● PROBLEM REQUIREMENTS: Leaving out all pictures, transcribe exactly the lines between the line with "Read this page and output its text content." and the last line of the records below, both included.

● MATERIAL FOR THE TASK:

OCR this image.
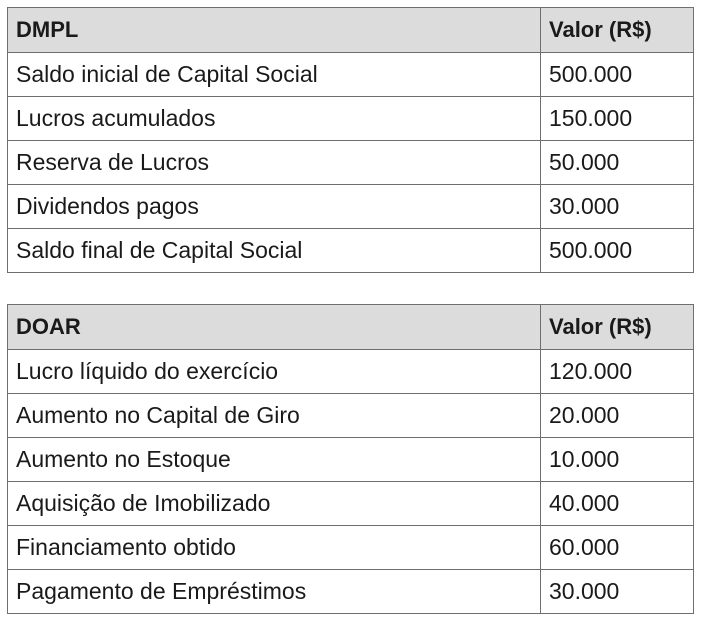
DMPL	Valor (R$)
Saldo inicial de Capital Social	500.000
Lucros acumulados	150.000
Reserva de Lucros	50.000
Dividendos pagos	30.000
Saldo final de Capital Social	500.000
DOAR	Valor (R$)
Lucro líquido do exercício	120.000
Aumento no Capital de Giro	20.000
Aumento no Estoque	10.000
Aquisição de Imobilizado	40.000
Financiamento obtido	60.000
Pagamento de Empréstimos	30.000
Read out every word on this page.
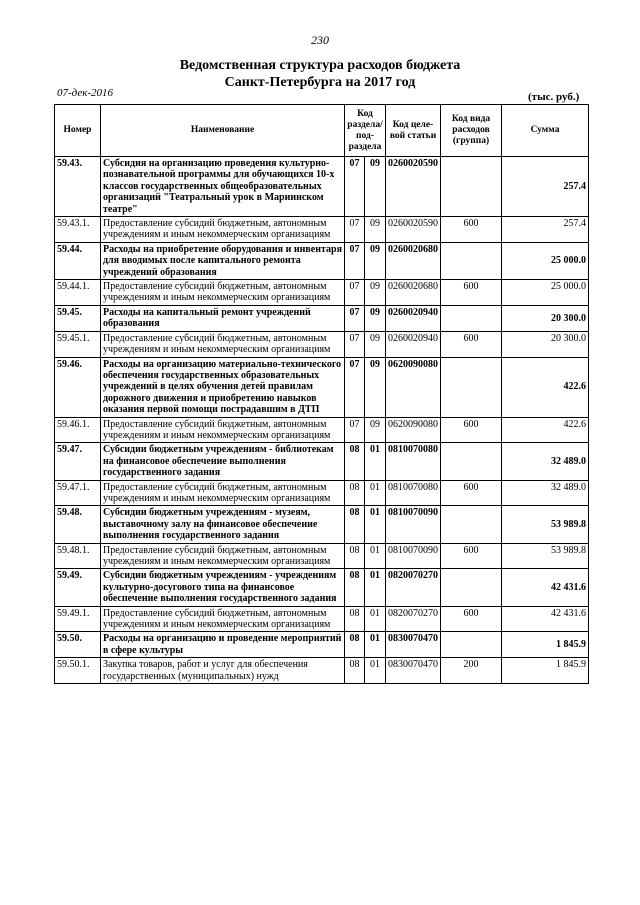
230
Ведомственная структура расходов бюджета
Санкт-Петербурга на 2017 год
07-дек-2016	(тыс. руб.)
Номер	Наименование	Код раздела/ под- раздела		Код целе- вой статьи	Код вида расходов (группа)	Сумма
59.43.	Субсидия на организацию проведения культурно-познавательной программы для обучающихся 10-х классов государственных общеобразовательных организаций "Театральный урок в Мариинском театре"	07	09	0260020590		257.4
59.43.1.	Предоставление субсидий бюджетным, автономным учреждениям и иным некоммерческим организациям	07	09	0260020590	600	257.4
59.44.	Расходы на приобретение оборудования и инвентаря для вводимых после капитального ремонта учреждений образования	07	09	0260020680		25 000.0
59.44.1.	Предоставление субсидий бюджетным, автономным учреждениям и иным некоммерческим организациям	07	09	0260020680	600	25 000.0
59.45.	Расходы на капитальный ремонт учреждений образования	07	09	0260020940		20 300.0
59.45.1.	Предоставление субсидий бюджетным, автономным учреждениям и иным некоммерческим организациям	07	09	0260020940	600	20 300.0
59.46.	Расходы на организацию материально-технического обеспечения государственных образовательных учреждений в целях обучения детей правилам дорожного движения и приобретению навыков оказания первой помощи пострадавшим в ДТП	07	09	0620090080		422.6
59.46.1.	Предоставление субсидий бюджетным, автономным учреждениям и иным некоммерческим организациям	07	09	0620090080	600	422.6
59.47.	Субсидии бюджетным учреждениям - библиотекам на финансовое обеспечение выполнения государственного задания	08	01	0810070080		32 489.0
59.47.1.	Предоставление субсидий бюджетным, автономным учреждениям и иным некоммерческим организациям	08	01	0810070080	600	32 489.0
59.48.	Субсидии бюджетным учреждениям - музеям, выставочному залу на финансовое обеспечение выполнения государственного задания	08	01	0810070090		53 989.8
59.48.1.	Предоставление субсидий бюджетным, автономным учреждениям и иным некоммерческим организациям	08	01	0810070090	600	53 989.8
59.49.	Субсидии бюджетным учреждениям - учреждениям культурно-досугового типа на финансовое обеспечение выполнения государственного задания	08	01	0820070270		42 431.6
59.49.1.	Предоставление субсидий бюджетным, автономным учреждениям и иным некоммерческим организациям	08	01	0820070270	600	42 431.6
59.50.	Расходы на организацию и проведение мероприятий в сфере культуры	08	01	0830070470		1 845.9
59.50.1.	Закупка товаров, работ и услуг для обеспечения государственных (муниципальных) нужд	08	01	0830070470	200	1 845.9
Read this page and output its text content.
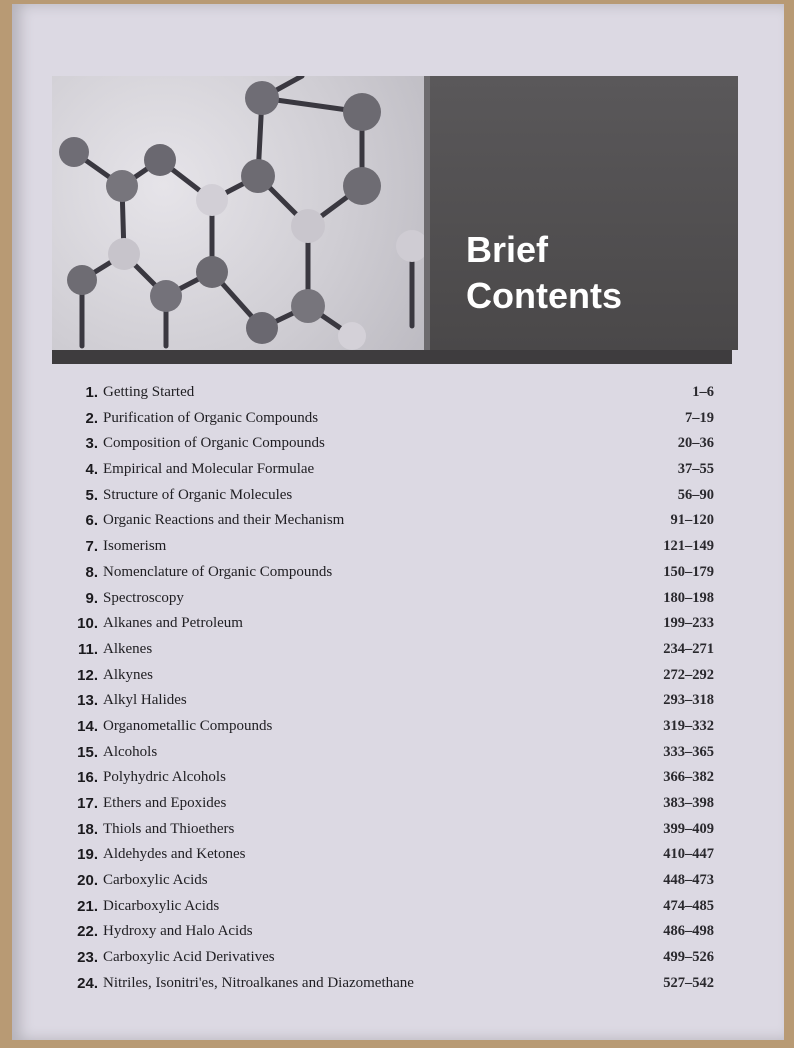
Brief
Contents
1. Getting Started	1–6
2. Purification of Organic Compounds	7–19
3. Composition of Organic Compounds	20–36
4. Empirical and Molecular Formulae	37–55
5. Structure of Organic Molecules	56–90
6. Organic Reactions and their Mechanism	91–120
7. Isomerism	121–149
8. Nomenclature of Organic Compounds	150–179
9. Spectroscopy	180–198
10. Alkanes and Petroleum	199–233
11. Alkenes	234–271
12. Alkynes	272–292
13. Alkyl Halides	293–318
14. Organometallic Compounds	319–332
15. Alcohols	333–365
16. Polyhydric Alcohols	366–382
17. Ethers and Epoxides	383–398
18. Thiols and Thioethers	399–409
19. Aldehydes and Ketones	410–447
20. Carboxylic Acids	448–473
21. Dicarboxylic Acids	474–485
22. Hydroxy and Halo Acids	486–498
23. Carboxylic Acid Derivatives	499–526
24. Nitriles, Isonitri'es, Nitroalkanes and Diazomethane	527–542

● ANSWER TO THE PROBLEM:
Read this page and output its text content.
Brief
Contents
1. Getting Started	1–6
2. Purification of Organic Compounds	7–19
3. Composition of Organic Compounds	20–36
4. Empirical and Molecular Formulae	37–55
5. Structure of Organic Molecules	56–90
6. Organic Reactions and their Mechanism	91–120
7. Isomerism	121–149
8. Nomenclature of Organic Compounds	150–179
9. Spectroscopy	180–198
10. Alkanes and Petroleum	199–233
11. Alkenes	234–271
12. Alkynes	272–292
13. Alkyl Halides	293–318
14. Organometallic Compounds	319–332
15. Alcohols	333–365
16. Polyhydric Alcohols	366–382
17. Ethers and Epoxides	383–398
18. Thiols and Thioethers	399–409
19. Aldehydes and Ketones	410–447
20. Carboxylic Acids	448–473
21. Dicarboxylic Acids	474–485
22. Hydroxy and Halo Acids	486–498
23. Carboxylic Acid Derivatives	499–526
24. Nitriles, Isonitri'es, Nitroalkanes and Diazomethane	527–542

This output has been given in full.